| WHAT NEEDS TO BE DONE |
Restate the complete material exactly.
• • • •
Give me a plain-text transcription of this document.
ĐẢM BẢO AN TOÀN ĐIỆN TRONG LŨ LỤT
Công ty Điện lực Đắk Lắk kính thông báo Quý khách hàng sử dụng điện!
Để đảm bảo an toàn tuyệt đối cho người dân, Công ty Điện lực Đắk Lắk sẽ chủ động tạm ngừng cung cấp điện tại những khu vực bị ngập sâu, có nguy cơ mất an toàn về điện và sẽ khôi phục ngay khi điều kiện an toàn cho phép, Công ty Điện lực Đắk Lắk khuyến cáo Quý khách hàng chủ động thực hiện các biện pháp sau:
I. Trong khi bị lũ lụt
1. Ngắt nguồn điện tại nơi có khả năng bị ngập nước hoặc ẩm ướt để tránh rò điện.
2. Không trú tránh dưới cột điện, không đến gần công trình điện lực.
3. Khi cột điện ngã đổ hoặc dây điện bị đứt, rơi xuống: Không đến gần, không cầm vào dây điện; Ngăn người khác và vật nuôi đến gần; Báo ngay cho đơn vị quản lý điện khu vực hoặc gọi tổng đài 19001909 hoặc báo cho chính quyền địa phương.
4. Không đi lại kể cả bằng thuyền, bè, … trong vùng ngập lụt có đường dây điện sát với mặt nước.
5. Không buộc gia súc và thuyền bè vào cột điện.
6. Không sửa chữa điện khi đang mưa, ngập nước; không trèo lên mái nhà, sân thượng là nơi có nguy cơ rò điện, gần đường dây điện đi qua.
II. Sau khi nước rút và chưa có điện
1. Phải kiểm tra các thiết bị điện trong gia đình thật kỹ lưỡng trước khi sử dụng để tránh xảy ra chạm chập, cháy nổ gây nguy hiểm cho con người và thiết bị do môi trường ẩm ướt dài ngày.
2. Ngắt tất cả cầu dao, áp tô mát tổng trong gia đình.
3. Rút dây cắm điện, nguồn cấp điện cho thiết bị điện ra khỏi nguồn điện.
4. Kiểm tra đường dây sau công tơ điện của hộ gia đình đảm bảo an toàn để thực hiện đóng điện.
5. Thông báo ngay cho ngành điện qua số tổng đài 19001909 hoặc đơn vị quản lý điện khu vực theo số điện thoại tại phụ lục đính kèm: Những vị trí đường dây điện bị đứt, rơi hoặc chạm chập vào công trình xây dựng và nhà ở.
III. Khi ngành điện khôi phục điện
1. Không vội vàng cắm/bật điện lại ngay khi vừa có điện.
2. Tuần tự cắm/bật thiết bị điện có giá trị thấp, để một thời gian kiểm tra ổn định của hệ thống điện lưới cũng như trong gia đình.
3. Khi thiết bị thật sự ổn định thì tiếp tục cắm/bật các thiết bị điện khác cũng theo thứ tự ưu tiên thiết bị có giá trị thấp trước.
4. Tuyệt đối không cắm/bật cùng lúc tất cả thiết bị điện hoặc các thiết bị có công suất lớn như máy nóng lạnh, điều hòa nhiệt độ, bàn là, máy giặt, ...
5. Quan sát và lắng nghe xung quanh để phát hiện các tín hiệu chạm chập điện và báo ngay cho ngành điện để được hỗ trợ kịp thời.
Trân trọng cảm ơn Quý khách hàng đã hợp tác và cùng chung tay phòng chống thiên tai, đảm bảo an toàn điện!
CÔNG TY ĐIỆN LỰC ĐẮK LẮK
• • • •
| RESPONSE BELOW |
Give me a plain-text transcription of this document.
ĐẢM BẢO AN TOÀN ĐIỆN TRONG LŨ LỤT
Công ty Điện lực Đắk Lắk kính thông báo Quý khách hàng sử dụng điện!
Để đảm bảo an toàn tuyệt đối cho người dân, Công ty Điện lực Đắk Lắk sẽ chủ động tạm ngừng cung cấp điện tại những khu vực bị ngập sâu, có nguy cơ mất an toàn về điện và sẽ khôi phục ngay khi điều kiện an toàn cho phép, Công ty Điện lực Đắk Lắk khuyến cáo Quý khách hàng chủ động thực hiện các biện pháp sau:
I. Trong khi bị lũ lụt
1. Ngắt nguồn điện tại nơi có khả năng bị ngập nước hoặc ẩm ướt để tránh rò điện.
2. Không trú tránh dưới cột điện, không đến gần công trình điện lực.
3. Khi cột điện ngã đổ hoặc dây điện bị đứt, rơi xuống: Không đến gần, không cầm vào dây điện; Ngăn người khác và vật nuôi đến gần; Báo ngay cho đơn vị quản lý điện khu vực hoặc gọi tổng đài 19001909 hoặc báo cho chính quyền địa phương.
4. Không đi lại kể cả bằng thuyền, bè, … trong vùng ngập lụt có đường dây điện sát với mặt nước.
5. Không buộc gia súc và thuyền bè vào cột điện.
6. Không sửa chữa điện khi đang mưa, ngập nước; không trèo lên mái nhà, sân thượng là nơi có nguy cơ rò điện, gần đường dây điện đi qua.
II. Sau khi nước rút và chưa có điện
1. Phải kiểm tra các thiết bị điện trong gia đình thật kỹ lưỡng trước khi sử dụng để tránh xảy ra chạm chập, cháy nổ gây nguy hiểm cho con người và thiết bị do môi trường ẩm ướt dài ngày.
2. Ngắt tất cả cầu dao, áp tô mát tổng trong gia đình.
3. Rút dây cắm điện, nguồn cấp điện cho thiết bị điện ra khỏi nguồn điện.
4. Kiểm tra đường dây sau công tơ điện của hộ gia đình đảm bảo an toàn để thực hiện đóng điện.
5. Thông báo ngay cho ngành điện qua số tổng đài 19001909 hoặc đơn vị quản lý điện khu vực theo số điện thoại tại phụ lục đính kèm: Những vị trí đường dây điện bị đứt, rơi hoặc chạm chập vào công trình xây dựng và nhà ở.
III. Khi ngành điện khôi phục điện
1. Không vội vàng cắm/bật điện lại ngay khi vừa có điện.
2. Tuần tự cắm/bật thiết bị điện có giá trị thấp, để một thời gian kiểm tra ổn định của hệ thống điện lưới cũng như trong gia đình.
3. Khi thiết bị thật sự ổn định thì tiếp tục cắm/bật các thiết bị điện khác cũng theo thứ tự ưu tiên thiết bị có giá trị thấp trước.
4. Tuyệt đối không cắm/bật cùng lúc tất cả thiết bị điện hoặc các thiết bị có công suất lớn như máy nóng lạnh, điều hòa nhiệt độ, bàn là, máy giặt, ...
5. Quan sát và lắng nghe xung quanh để phát hiện các tín hiệu chạm chập điện và báo ngay cho ngành điện để được hỗ trợ kịp thời.
Trân trọng cảm ơn Quý khách hàng đã hợp tác và cùng chung tay phòng chống thiên tai, đảm bảo an toàn điện!
CÔNG TY ĐIỆN LỰC ĐẮK LẮK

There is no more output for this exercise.